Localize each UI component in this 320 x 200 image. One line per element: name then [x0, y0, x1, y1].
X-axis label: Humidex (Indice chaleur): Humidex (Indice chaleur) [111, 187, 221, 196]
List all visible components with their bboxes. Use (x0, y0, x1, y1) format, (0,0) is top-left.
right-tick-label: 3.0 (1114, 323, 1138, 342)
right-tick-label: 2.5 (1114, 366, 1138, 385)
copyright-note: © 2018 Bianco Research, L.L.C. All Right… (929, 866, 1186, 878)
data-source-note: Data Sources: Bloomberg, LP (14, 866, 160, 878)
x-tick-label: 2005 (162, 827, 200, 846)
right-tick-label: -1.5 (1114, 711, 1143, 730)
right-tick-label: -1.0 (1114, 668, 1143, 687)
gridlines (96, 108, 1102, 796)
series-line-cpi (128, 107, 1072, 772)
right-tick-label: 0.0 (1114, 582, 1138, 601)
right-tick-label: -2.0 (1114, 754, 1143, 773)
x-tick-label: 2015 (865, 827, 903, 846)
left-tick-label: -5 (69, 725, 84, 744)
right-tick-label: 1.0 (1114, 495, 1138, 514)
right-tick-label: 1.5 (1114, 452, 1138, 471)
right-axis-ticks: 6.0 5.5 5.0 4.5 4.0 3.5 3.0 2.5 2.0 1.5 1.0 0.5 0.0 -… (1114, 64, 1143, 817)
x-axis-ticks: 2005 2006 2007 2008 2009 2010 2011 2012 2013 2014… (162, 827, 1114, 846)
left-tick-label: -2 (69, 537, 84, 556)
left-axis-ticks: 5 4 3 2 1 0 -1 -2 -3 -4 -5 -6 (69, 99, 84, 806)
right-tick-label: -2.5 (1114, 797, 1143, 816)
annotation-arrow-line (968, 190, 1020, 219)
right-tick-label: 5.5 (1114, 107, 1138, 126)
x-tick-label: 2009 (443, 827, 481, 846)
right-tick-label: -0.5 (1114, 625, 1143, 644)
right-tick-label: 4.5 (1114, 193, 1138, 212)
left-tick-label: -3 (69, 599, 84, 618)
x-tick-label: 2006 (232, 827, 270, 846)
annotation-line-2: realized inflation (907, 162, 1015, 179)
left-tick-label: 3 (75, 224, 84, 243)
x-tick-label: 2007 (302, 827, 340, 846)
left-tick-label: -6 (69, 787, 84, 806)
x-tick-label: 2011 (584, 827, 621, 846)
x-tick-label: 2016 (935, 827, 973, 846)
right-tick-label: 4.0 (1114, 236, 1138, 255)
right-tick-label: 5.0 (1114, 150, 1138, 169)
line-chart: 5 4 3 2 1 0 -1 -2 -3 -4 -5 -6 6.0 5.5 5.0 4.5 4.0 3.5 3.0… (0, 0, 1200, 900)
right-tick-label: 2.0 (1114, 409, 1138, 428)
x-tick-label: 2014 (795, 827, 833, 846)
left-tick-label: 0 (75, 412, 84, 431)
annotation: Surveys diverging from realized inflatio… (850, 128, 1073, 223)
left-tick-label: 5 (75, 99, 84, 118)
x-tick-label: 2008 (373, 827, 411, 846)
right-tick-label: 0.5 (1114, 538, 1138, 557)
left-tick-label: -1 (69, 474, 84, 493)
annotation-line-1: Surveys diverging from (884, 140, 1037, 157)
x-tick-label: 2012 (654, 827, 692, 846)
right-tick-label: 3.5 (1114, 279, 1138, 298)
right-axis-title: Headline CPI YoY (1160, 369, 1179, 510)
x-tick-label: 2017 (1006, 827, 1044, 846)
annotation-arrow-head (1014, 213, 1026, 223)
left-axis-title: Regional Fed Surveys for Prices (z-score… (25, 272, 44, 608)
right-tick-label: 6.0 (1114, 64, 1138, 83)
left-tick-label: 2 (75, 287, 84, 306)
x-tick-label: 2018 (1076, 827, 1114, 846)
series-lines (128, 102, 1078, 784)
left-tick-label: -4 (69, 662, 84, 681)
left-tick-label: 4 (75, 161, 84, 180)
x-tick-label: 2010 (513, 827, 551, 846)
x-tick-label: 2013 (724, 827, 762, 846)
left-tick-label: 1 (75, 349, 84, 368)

___

- To be done -
Count the lines in the material that contain the string "from", matching case exactly. Reply with the number only.

- Written answer -
2